Auszug =
Evtl. wäre noch die Plextor M6M 256GB, mSATA 6Gb/s (PX-256M6M) Preisvergleich | Geizhals Deutschland gut, da sie 16GB mehr Speicherplatz hat (das kann für ein Spiel heutzutage ausreichen  ) €/GB schneidet sie aber schlechter ab.


Nochmal kurz:


MSata SSD einbauen
2. RAM dazustecken (mit gleicher MHz, gleicher Größe und gleichen oder kleineren Latenzen =CL-"Zahlen")
CPU auf 2,8-2,9 GHz drosseln (optional aber empfehlenswert)
GPU Takt auf ~1000 MHz anheben (!Garantieverlust!)

PS: Die einzige Möglichkeit die Kühlung zu verbessern sieht übrigens so aus:
http://extreme.pcgameshardware.de/n...-msi-ge60-lueftermod-wartungsklappe-beta.html
Der verbaute Kühler zieht seine Frischluft aus einem Dutzend 1mm - Schlitze mit der Oberfläche eines HALBEN 2 € - Stückes.
Was MSI hier gebaut hat, spottet echt jeder Beschreibung.



			Dieser Inhalt steht nur eingeloggten Mitgliedern zur Verfügung.


----------



## volcom2 (26. März 2015)

@Cinnayum

Ich hab deinen Post jetzt gerade erst gelesen. Vielen Dank dafür. Sind die Tipps alle noch aktuell oder hat sich hier der Stand der Dinge evtl. ein wenig geändert?
Bessere Hardware etc?

Ich würde im 1. Schritt einen zusätzlichen 4GB RAM Baustein hinzustecken.

(Datensätze aus einer Sammlung)
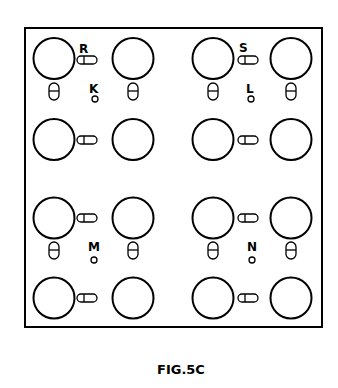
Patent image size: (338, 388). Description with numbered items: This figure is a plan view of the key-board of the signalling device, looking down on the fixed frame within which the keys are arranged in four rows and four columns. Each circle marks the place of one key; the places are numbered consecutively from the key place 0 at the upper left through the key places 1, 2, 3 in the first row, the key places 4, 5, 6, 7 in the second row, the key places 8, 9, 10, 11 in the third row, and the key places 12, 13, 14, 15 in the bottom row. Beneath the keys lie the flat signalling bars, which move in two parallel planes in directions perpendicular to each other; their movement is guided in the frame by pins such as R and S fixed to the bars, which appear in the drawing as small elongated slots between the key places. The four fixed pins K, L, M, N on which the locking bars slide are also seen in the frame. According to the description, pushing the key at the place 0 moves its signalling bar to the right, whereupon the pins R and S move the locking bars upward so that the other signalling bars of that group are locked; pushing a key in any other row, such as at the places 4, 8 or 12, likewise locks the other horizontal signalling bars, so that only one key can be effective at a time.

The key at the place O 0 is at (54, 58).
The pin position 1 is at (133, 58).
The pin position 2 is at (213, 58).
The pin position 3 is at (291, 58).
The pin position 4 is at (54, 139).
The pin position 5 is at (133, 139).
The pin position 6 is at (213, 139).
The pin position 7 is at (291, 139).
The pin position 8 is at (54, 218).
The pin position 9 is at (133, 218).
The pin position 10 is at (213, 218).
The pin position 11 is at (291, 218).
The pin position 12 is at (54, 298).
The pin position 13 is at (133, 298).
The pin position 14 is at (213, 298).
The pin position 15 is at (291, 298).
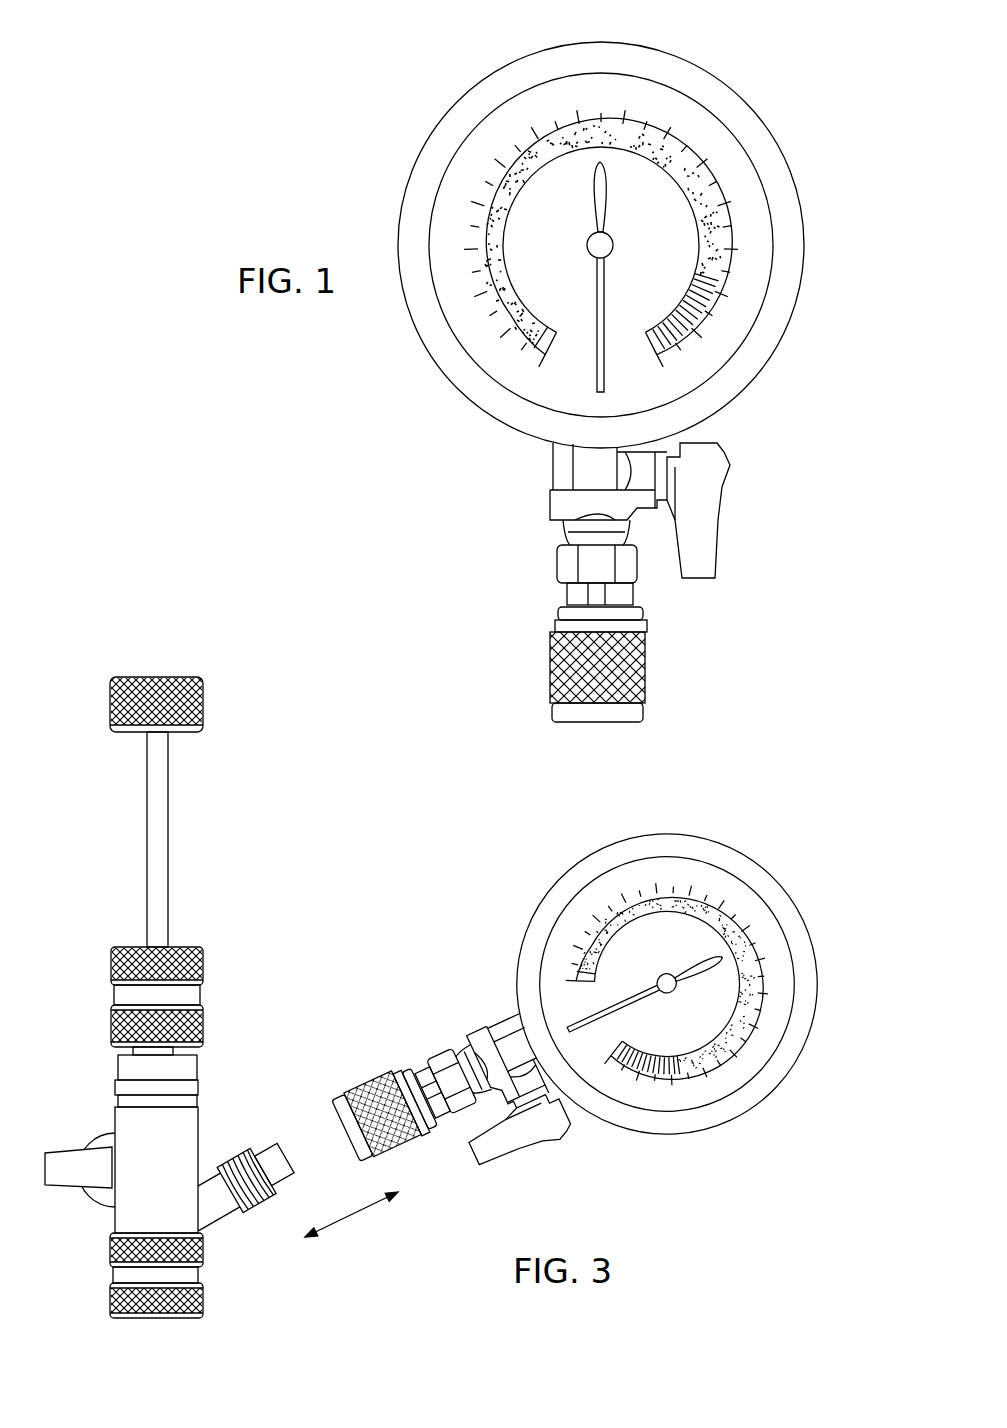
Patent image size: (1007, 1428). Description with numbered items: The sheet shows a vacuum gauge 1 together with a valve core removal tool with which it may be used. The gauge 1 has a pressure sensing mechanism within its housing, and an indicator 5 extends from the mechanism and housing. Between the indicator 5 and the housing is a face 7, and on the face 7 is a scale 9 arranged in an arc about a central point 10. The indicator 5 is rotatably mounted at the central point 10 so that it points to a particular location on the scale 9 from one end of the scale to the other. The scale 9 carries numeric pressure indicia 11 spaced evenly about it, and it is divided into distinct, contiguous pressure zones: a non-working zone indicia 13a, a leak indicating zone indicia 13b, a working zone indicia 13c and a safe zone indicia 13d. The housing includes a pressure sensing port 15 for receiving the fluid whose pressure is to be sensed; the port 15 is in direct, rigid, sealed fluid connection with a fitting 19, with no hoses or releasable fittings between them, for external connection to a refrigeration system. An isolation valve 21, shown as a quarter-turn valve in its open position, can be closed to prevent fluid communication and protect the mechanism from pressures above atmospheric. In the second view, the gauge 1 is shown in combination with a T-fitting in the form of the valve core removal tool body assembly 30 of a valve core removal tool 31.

Aufgabe 1 = Auf welchen Takt soll die CPU laut dem Auszug gedrosselt werden?
Aufgabe 2 = Stelle die Zeilen der Datensätze vom Anfang bis einschließlich der Zeile mit „The pin position 13 is at (133, 298).“ als Markdown-Tabelle mit den Spalten „Nr.“ und „Zeile“ dar. Lass Leerzeilen und Bilder weg.
Auszug und Datensätze haben nichts miteinander zu tun.

Ergebnis 1 = Auf 2,8–2,9 GHz.

Ergebnis 2 =
| Nr. | Zeile |
|---|---|
| 1 | Patent image size: (338, 388). Description with numbered items: This figure is a plan view of the key-board of the signalling device, looking down on the fixed frame within which the keys are arranged in four rows and four columns. Each circle marks the place of one key; the places are numbered consecutively from the key place 0 at the upper left through the key places 1, 2, 3 in the first row, the key places 4, 5, 6, 7 in the second row, the key places 8, 9, 10, 11 in the third row, and the key places 12, 13, 14, 15 in the bottom row. Beneath the keys lie the flat signalling bars, which move in two parallel planes in directions perpendicular to each other; their movement is guided in the frame by pins such as R and S fixed to the bars, which appear in the drawing as small elongated slots between the key places. The four fixed pins K, L, M, N on which the locking bars slide are also seen in the frame. According to the description, pushing the key at the place 0 moves its signalling bar to the right, whereupon the pins R and S move the locking bars upward so that the other signalling bars of that group are locked; pushing a key in any other row, such as at the places 4, 8 or 12, likewise locks the other horizontal signalling bars, so that only one key can be effective at a time. |
| 2 | The key at the place O 0 is at (54, 58). |
| 3 | The pin position 1 is at (133, 58). |
| 4 | The pin position 2 is at (213, 58). |
| 5 | The pin position 3 is at (291, 58). |
| 6 | The pin position 4 is at (54, 139). |
| 7 | The pin position 5 is at (133, 139). |
| 8 | The pin position 6 is at (213, 139). |
| 9 | The pin position 7 is at (291, 139). |
| 10 | The pin position 8 is at (54, 218). |
| 11 | The pin position 9 is at (133, 218). |
| 12 | The pin position 10 is at (213, 218). |
| 13 | The pin position 11 is at (291, 218). |
| 14 | The pin position 12 is at (54, 298). |
| 15 | The pin position 13 is at (133, 298). |